=== WHAT NEEDS TO BE DONE ===
Which of the lines in the data mention the string "chemotherapy"? List them all.

(Stored records)
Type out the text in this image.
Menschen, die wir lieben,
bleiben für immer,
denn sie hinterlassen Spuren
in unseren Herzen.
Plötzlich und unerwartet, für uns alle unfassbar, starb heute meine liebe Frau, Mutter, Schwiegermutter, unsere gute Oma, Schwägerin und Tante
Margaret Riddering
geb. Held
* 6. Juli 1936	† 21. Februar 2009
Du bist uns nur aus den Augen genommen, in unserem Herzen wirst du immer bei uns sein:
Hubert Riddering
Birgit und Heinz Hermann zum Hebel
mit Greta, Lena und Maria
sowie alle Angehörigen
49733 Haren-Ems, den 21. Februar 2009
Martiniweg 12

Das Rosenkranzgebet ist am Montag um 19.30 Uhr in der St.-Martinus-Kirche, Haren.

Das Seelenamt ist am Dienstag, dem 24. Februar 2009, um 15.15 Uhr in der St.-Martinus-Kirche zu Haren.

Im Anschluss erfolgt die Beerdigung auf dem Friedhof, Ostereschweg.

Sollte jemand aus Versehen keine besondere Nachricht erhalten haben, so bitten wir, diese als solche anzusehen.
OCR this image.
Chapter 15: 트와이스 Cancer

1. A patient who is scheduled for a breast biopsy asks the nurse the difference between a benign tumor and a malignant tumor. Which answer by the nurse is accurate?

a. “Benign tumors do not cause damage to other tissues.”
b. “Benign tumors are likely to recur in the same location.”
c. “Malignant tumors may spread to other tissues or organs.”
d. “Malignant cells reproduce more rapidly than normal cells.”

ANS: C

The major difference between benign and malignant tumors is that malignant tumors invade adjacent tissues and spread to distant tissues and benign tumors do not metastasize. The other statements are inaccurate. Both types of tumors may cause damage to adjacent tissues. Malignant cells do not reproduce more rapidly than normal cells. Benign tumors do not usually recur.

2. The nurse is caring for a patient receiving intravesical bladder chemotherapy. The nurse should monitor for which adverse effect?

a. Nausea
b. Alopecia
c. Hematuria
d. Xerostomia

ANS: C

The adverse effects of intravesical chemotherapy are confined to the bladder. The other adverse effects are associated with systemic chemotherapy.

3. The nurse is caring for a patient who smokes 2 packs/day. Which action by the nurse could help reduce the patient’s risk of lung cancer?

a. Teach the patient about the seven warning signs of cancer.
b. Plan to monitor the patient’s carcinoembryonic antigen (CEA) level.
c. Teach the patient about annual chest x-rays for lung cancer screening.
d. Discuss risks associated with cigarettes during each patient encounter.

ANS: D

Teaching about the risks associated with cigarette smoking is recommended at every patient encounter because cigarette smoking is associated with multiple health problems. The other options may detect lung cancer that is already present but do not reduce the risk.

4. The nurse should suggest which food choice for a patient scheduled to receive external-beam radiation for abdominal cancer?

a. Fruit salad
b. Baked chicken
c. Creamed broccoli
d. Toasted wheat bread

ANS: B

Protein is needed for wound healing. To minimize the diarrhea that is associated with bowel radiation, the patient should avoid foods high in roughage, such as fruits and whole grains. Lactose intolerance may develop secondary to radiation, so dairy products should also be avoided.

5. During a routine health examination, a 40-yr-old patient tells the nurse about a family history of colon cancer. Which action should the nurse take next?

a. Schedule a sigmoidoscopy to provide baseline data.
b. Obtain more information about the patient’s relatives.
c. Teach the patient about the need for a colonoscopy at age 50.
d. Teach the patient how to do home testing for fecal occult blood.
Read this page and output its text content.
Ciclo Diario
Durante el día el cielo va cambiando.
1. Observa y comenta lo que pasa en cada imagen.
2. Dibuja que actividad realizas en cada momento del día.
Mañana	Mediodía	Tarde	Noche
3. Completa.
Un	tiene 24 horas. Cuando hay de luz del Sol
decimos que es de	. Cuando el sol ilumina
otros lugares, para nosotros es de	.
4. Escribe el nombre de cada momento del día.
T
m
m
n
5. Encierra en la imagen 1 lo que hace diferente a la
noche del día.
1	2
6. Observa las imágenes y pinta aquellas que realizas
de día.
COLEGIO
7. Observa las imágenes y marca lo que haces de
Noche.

=== OUTPUT ===
2. The nurse is caring for a patient receiving intravesical bladder chemotherapy. The nurse should monitor for which adverse effect?
The adverse effects of intravesical chemotherapy are confined to the bladder. The other adverse effects are associated with systemic chemotherapy.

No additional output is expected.